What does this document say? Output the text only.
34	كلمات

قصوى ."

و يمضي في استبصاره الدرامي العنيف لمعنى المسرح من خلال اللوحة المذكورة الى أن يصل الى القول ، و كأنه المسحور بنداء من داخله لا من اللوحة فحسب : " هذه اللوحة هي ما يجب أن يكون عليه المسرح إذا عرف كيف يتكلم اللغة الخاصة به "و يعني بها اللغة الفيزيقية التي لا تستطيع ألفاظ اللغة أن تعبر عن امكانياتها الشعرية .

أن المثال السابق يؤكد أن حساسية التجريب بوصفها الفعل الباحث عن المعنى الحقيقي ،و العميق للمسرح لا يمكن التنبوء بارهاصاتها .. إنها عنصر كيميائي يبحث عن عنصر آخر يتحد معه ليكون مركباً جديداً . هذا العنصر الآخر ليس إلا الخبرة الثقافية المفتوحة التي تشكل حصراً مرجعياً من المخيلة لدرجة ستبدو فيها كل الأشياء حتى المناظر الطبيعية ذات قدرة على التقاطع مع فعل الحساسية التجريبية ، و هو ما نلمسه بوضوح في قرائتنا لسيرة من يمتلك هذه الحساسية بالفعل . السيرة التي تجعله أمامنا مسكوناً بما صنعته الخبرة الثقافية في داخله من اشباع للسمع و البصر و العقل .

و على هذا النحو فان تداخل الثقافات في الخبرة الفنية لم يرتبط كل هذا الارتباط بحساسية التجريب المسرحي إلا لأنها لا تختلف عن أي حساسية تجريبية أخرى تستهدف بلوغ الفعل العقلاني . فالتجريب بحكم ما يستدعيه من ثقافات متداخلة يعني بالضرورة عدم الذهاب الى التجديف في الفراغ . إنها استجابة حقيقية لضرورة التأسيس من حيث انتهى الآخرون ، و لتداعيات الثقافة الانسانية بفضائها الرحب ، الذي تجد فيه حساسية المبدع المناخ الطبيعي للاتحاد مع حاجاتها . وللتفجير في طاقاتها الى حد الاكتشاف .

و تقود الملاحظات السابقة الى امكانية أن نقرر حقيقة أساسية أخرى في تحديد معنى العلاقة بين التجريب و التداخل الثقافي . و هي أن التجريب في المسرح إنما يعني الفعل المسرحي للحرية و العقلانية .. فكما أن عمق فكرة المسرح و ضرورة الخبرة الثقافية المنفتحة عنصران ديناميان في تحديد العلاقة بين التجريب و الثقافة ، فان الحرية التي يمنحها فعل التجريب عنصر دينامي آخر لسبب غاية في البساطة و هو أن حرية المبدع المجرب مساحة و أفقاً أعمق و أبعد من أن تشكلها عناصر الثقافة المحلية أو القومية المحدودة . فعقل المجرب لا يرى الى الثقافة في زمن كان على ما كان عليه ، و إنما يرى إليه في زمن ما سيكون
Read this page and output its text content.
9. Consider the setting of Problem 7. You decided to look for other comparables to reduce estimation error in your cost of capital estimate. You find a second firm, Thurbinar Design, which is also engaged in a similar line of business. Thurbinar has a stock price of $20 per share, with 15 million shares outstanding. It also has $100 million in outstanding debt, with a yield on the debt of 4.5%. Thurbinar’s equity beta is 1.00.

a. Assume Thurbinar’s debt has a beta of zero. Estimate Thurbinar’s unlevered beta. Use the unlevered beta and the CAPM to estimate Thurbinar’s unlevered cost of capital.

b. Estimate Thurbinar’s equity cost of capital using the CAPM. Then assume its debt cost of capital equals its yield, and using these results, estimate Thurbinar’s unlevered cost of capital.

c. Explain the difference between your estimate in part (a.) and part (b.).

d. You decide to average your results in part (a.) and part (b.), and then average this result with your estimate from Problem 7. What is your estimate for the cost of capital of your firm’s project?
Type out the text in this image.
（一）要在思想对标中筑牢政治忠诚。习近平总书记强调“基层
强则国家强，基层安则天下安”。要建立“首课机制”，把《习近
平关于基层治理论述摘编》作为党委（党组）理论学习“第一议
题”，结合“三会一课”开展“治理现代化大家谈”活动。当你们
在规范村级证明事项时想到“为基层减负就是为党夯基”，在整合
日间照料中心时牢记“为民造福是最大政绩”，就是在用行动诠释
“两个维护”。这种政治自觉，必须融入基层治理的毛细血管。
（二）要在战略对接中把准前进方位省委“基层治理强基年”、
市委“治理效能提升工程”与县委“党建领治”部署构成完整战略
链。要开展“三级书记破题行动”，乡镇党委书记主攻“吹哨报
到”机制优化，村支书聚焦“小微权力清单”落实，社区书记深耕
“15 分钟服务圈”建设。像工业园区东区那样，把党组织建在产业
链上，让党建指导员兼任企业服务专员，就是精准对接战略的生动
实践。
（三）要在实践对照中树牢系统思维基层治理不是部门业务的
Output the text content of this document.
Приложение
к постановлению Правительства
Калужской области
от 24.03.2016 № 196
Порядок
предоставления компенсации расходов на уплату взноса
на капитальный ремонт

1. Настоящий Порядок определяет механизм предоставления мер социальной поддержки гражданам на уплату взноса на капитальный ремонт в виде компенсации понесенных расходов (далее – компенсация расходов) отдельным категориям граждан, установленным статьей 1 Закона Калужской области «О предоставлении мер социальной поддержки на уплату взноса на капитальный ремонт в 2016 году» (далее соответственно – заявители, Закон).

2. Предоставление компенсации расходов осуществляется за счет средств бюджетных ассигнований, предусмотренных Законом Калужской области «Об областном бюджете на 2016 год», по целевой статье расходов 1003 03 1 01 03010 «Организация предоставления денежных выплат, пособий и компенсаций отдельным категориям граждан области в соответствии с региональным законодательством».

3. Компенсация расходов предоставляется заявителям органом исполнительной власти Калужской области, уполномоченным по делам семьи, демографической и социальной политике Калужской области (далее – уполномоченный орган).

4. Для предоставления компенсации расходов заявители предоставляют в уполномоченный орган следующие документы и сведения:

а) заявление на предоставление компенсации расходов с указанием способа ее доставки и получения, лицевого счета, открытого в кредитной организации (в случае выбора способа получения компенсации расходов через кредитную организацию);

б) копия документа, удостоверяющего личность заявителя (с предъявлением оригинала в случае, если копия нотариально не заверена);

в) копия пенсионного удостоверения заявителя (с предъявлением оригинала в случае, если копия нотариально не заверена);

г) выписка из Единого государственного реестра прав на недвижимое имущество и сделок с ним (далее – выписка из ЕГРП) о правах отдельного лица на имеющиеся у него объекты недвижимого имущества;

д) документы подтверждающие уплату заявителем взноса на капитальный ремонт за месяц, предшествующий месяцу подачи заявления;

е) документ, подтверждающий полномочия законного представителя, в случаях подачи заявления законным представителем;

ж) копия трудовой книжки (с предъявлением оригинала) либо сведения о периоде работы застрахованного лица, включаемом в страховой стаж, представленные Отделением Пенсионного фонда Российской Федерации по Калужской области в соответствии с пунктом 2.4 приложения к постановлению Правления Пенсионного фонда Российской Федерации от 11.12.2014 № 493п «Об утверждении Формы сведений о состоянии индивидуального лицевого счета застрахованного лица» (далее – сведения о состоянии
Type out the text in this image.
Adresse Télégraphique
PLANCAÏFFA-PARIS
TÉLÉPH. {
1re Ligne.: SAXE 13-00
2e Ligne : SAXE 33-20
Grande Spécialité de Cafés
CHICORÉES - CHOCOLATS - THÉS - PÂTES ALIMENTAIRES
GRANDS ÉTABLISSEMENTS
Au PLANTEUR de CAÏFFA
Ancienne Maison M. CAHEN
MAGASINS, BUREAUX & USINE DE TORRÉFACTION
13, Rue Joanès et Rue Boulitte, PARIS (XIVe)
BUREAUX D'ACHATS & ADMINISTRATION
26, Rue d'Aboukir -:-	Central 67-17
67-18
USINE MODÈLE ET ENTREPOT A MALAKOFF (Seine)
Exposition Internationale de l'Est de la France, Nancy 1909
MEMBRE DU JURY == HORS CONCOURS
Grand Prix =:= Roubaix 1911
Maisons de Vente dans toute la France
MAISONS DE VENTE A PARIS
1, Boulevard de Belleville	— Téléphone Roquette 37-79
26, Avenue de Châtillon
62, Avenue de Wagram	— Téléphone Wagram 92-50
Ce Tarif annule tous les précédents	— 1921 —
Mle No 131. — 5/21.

■ ■ ■ ■ ■

Direction:
Tell how many lines of the data include the word "уполномоченный", and nothing else.

Result for this task:
2